>> Begin

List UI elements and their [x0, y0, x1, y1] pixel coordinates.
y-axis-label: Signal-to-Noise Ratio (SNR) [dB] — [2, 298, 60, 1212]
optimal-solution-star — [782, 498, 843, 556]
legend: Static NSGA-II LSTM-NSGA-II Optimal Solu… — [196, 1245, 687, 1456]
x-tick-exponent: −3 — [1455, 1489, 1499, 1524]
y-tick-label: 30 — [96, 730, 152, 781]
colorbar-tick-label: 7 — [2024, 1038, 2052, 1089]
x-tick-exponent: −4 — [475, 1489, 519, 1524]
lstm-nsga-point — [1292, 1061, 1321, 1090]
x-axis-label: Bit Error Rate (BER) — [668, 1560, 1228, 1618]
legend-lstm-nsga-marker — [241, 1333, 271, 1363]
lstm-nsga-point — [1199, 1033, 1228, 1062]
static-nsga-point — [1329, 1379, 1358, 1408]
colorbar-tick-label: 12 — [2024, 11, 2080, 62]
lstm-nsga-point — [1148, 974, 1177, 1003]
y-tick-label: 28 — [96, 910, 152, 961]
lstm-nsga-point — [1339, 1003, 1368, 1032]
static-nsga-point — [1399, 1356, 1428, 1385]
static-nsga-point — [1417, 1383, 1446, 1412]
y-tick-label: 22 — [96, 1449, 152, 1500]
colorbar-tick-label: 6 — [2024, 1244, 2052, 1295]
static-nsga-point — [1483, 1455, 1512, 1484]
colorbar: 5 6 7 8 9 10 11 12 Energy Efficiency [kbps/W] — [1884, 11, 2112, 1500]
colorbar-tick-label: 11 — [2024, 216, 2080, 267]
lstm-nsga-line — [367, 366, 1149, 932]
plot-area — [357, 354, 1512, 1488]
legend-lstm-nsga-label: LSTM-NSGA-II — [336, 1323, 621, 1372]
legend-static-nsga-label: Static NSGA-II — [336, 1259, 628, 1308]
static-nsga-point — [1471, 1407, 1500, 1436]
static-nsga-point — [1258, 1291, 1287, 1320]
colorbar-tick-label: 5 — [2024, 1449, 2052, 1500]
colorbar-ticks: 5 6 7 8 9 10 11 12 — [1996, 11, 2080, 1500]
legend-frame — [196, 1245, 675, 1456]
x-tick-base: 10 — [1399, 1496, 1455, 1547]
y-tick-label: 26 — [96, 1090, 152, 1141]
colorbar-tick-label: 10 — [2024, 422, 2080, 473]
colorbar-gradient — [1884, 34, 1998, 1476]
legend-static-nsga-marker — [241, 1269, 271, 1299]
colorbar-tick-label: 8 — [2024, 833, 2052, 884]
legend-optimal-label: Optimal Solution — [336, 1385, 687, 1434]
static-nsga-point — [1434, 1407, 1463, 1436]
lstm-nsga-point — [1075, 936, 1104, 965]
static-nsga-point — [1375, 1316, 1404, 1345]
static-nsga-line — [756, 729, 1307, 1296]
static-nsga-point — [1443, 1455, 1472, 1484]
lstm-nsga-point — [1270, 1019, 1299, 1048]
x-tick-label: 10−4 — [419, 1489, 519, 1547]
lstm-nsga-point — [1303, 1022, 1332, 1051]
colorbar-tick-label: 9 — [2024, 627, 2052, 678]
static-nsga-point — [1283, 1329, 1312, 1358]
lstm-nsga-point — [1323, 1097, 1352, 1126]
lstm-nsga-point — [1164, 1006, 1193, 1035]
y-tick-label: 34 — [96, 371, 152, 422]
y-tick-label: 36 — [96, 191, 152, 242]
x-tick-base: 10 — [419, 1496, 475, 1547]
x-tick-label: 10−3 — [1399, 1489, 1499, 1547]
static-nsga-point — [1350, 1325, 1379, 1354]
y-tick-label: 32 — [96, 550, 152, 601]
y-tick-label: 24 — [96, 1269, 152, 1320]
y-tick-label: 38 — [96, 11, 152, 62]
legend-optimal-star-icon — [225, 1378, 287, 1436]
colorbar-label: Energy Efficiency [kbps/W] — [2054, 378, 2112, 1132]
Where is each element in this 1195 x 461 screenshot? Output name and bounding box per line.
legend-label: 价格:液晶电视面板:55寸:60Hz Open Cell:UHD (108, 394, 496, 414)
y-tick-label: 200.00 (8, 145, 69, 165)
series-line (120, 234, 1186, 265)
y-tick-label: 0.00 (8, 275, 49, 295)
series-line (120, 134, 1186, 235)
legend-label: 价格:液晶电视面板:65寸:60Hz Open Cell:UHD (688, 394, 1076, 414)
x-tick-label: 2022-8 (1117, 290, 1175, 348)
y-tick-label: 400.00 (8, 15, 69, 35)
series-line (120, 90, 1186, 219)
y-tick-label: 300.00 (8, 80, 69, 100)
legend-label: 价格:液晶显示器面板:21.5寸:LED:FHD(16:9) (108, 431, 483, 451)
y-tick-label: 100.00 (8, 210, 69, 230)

>> End

## WHAT THE TASK ASKS
Copy the data from its first line through the line containing "legend-lstm-nsga-label: LSTM-NSGA-II —", changing every "colorbar-tick-label" to "scale-tick-label" and leaving everything else as it is.

## FULL RESPONSE
List UI elements and their [x0, y0, x1, y1] pixel coordinates.
y-axis-label: Signal-to-Noise Ratio (SNR) [dB] — [2, 298, 60, 1212]
optimal-solution-star — [782, 498, 843, 556]
legend: Static NSGA-II LSTM-NSGA-II Optimal Solu… — [196, 1245, 687, 1456]
x-tick-exponent: −3 — [1455, 1489, 1499, 1524]
y-tick-label: 30 — [96, 730, 152, 781]
scale-tick-label: 7 — [2024, 1038, 2052, 1089]
x-tick-exponent: −4 — [475, 1489, 519, 1524]
lstm-nsga-point — [1292, 1061, 1321, 1090]
x-axis-label: Bit Error Rate (BER) — [668, 1560, 1228, 1618]
legend-lstm-nsga-marker — [241, 1333, 271, 1363]
lstm-nsga-point — [1199, 1033, 1228, 1062]
static-nsga-point — [1329, 1379, 1358, 1408]
scale-tick-label: 12 — [2024, 11, 2080, 62]
lstm-nsga-point — [1148, 974, 1177, 1003]
y-tick-label: 28 — [96, 910, 152, 961]
lstm-nsga-point — [1339, 1003, 1368, 1032]
static-nsga-point — [1399, 1356, 1428, 1385]
static-nsga-point — [1417, 1383, 1446, 1412]
y-tick-label: 22 — [96, 1449, 152, 1500]
scale-tick-label: 6 — [2024, 1244, 2052, 1295]
static-nsga-point — [1483, 1455, 1512, 1484]
colorbar: 5 6 7 8 9 10 11 12 Energy Efficiency [kbps/W] — [1884, 11, 2112, 1500]
scale-tick-label: 11 — [2024, 216, 2080, 267]
lstm-nsga-line — [367, 366, 1149, 932]
plot-area — [357, 354, 1512, 1488]
legend-lstm-nsga-label: LSTM-NSGA-II — [336, 1323, 621, 1372]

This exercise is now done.